----- DATASET ROWS

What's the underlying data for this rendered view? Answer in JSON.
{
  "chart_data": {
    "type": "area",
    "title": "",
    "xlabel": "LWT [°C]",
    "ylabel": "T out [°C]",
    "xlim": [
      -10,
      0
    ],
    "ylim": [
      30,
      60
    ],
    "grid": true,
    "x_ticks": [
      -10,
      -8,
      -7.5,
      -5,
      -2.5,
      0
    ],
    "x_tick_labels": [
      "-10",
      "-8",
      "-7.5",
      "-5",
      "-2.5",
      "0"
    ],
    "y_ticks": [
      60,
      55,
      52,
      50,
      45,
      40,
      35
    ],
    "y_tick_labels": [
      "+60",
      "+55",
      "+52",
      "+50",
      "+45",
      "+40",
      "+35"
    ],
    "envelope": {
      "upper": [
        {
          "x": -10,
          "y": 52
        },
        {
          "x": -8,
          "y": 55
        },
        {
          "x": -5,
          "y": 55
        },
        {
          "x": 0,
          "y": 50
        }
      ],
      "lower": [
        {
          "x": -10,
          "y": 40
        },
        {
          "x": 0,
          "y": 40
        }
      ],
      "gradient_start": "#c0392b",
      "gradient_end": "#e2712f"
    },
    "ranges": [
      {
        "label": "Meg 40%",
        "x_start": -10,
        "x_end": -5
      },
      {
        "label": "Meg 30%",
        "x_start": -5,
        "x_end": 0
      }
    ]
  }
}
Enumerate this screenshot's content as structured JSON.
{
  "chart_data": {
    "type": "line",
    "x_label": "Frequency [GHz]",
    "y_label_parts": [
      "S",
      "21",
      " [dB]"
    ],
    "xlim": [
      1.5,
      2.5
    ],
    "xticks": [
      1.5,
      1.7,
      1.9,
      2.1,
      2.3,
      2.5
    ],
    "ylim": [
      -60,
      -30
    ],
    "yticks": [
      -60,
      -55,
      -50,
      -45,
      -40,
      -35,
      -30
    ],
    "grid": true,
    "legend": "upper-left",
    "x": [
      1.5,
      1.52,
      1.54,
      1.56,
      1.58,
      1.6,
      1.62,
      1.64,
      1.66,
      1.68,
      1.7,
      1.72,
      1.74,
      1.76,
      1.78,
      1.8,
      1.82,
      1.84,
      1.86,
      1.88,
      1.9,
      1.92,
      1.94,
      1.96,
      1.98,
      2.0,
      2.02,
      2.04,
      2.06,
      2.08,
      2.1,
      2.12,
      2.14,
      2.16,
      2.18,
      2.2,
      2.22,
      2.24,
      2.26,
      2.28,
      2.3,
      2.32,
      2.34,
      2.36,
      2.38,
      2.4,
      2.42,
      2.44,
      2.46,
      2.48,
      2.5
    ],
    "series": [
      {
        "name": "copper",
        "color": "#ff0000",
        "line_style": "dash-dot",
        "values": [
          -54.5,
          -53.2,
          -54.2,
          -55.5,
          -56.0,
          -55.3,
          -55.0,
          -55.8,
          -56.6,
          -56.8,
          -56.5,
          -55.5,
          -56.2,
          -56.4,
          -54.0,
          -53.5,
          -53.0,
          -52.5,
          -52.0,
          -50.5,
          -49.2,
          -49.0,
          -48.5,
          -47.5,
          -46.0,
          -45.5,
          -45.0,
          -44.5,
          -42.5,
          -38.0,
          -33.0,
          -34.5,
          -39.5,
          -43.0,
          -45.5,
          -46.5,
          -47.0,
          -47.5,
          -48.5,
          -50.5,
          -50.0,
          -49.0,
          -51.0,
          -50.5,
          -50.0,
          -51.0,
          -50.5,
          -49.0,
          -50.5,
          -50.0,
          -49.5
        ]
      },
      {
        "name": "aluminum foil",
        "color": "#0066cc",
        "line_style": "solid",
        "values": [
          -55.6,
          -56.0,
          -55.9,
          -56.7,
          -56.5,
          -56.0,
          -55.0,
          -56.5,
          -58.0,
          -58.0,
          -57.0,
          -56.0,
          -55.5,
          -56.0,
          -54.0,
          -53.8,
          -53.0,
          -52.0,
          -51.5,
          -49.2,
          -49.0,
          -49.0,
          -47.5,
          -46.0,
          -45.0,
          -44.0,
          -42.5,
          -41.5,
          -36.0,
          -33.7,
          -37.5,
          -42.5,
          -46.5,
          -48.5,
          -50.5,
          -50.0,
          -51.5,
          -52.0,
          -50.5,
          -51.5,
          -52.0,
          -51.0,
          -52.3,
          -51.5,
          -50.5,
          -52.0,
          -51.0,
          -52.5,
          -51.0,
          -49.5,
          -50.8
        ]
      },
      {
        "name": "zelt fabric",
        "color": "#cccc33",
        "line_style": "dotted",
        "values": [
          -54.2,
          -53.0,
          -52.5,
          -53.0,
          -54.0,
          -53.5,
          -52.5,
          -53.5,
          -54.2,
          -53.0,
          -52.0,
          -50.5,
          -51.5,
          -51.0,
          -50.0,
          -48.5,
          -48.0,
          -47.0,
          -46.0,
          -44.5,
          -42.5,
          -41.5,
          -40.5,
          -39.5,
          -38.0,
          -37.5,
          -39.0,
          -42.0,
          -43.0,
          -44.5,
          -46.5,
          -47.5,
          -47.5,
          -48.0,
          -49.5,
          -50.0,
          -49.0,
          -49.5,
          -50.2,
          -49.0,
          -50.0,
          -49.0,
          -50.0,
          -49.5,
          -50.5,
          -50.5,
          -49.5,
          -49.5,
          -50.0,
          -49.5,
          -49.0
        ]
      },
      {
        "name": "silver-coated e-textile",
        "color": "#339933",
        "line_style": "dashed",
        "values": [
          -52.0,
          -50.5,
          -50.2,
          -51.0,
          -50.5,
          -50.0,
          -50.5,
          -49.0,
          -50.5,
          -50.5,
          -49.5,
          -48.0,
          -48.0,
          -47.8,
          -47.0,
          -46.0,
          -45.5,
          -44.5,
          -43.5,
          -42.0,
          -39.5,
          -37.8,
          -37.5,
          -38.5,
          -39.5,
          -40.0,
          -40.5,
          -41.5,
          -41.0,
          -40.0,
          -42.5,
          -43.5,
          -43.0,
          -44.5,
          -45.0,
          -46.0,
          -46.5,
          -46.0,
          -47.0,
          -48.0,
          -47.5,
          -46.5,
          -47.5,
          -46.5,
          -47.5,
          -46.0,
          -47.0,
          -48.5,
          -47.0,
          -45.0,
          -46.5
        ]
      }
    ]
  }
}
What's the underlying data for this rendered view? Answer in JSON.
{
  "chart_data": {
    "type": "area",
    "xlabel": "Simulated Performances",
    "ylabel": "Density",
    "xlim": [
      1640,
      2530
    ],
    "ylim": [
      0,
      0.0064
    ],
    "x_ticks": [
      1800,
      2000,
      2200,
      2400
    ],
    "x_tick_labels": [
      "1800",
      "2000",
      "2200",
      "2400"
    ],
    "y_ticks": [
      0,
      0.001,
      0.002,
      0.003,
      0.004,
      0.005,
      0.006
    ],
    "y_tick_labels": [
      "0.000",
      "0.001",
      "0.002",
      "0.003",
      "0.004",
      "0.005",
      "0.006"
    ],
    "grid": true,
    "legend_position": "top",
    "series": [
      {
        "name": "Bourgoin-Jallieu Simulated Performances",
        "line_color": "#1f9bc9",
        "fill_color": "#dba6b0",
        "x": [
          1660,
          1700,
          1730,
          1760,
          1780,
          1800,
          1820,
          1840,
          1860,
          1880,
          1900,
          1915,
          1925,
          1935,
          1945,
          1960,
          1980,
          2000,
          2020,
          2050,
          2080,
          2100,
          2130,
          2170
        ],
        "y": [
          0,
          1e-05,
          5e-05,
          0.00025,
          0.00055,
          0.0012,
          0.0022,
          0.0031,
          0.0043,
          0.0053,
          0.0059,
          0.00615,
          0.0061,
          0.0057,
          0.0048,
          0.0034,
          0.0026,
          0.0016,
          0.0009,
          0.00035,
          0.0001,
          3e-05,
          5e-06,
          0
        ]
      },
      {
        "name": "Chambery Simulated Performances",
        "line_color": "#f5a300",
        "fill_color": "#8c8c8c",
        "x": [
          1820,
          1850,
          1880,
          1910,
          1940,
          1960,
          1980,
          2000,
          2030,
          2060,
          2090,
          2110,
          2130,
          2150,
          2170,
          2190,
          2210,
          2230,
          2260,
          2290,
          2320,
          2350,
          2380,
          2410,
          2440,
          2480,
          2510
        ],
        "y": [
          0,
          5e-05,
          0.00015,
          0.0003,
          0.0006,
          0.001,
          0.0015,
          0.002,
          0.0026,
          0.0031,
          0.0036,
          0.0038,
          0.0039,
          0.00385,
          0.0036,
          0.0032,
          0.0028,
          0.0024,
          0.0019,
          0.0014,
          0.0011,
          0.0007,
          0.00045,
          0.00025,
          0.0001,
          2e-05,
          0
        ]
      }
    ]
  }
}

----------

WHAT YOU NEED TO DO → Filter the entries above down to the lines containing the word "xlabel".

WORKED ANSWER →
    "xlabel": "LWT [°C]",
    "xlabel": "Simulated Performances",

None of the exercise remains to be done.